Provided passage:
....................
Glycine content of leaves from er-ant1 and ser-ant1 mutants relative to the wt level. Plants were cultivated at ambient CO₂ conditions. The glycine content of the wt was set to 1. Data represent mean values of five individual replicates ± se. Asterisks indicate the significance between the glycine levels of wt and mutant plants according to a Student’s t test (*P < 0.05, **P < 0.01, ***P < 0.001).

Figure 4

Absence of the At2g33255 transcript suppresses the growth defect of er-ant1. A, Phenotypic comparison of 4 weeks old plants grown at ambient CO₂. Images were digitally extracted for comparison. B, At2g33255 gene expression analyzed by RT-qPCR. RNA for cDNA synthesis was extracted from leaves of 3 weeks old plants. Data were normalized to the SAND (At2g28390) housekeeping gene. Data represent mean values of three biological replicates ± se.
....................
Material shown:
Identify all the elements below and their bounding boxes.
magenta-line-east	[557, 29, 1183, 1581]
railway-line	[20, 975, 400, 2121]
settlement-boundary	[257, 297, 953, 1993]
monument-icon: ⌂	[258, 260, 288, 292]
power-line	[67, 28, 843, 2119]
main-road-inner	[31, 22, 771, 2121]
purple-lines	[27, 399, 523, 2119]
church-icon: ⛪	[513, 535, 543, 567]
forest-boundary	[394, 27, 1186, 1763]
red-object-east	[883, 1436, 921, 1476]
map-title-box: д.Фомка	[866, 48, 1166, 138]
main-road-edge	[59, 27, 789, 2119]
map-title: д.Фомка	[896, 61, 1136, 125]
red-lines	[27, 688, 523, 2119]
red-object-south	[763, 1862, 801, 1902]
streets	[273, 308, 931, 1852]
....................
Tasks to complete:
**1.** Do these statements agree with the figure captions? Answer yes or no for each, and quote the deciding words. (a) The glycine values are means of five individual replicates. (b) The plants compared in panel A of Figure 4 were 3 weeks old. (c) The RT-qPCR data were normalized to the SAND housekeeping gene.
**2.** Please return the part of the figure captions starting at "Glycine content of leaves" and ending at "three biological replicates ± se.", copied word for word.

Responses to the exercise:
**1.**
(a) Yes: "Data represent mean values of five individual replicates ± se."
(b) No: "Phenotypic comparison of 4 weeks old plants grown at ambient CO₂."
(c) Yes: "Data were normalized to the SAND (At2g28390) housekeeping gene."

**2.**
Glycine content of leaves from er-ant1 and ser-ant1 mutants relative to the wt level. Plants were cultivated at ambient CO₂ conditions. The glycine content of the wt was set to 1. Data represent mean values of five individual replicates ± se. Asterisks indicate the significance between the glycine levels of wt and mutant plants according to a Student’s t test (*P < 0.05, **P < 0.01, ***P < 0.001).

Figure 4

Absence of the At2g33255 transcript suppresses the growth defect of er-ant1. A, Phenotypic comparison of 4 weeks old plants grown at ambient CO₂. Images were digitally extracted for comparison. B, At2g33255 gene expression analyzed by RT-qPCR. RNA for cDNA synthesis was extracted from leaves of 3 weeks old plants. Data were normalized to the SAND (At2g28390) housekeeping gene. Data represent mean values of three biological replicates ± se.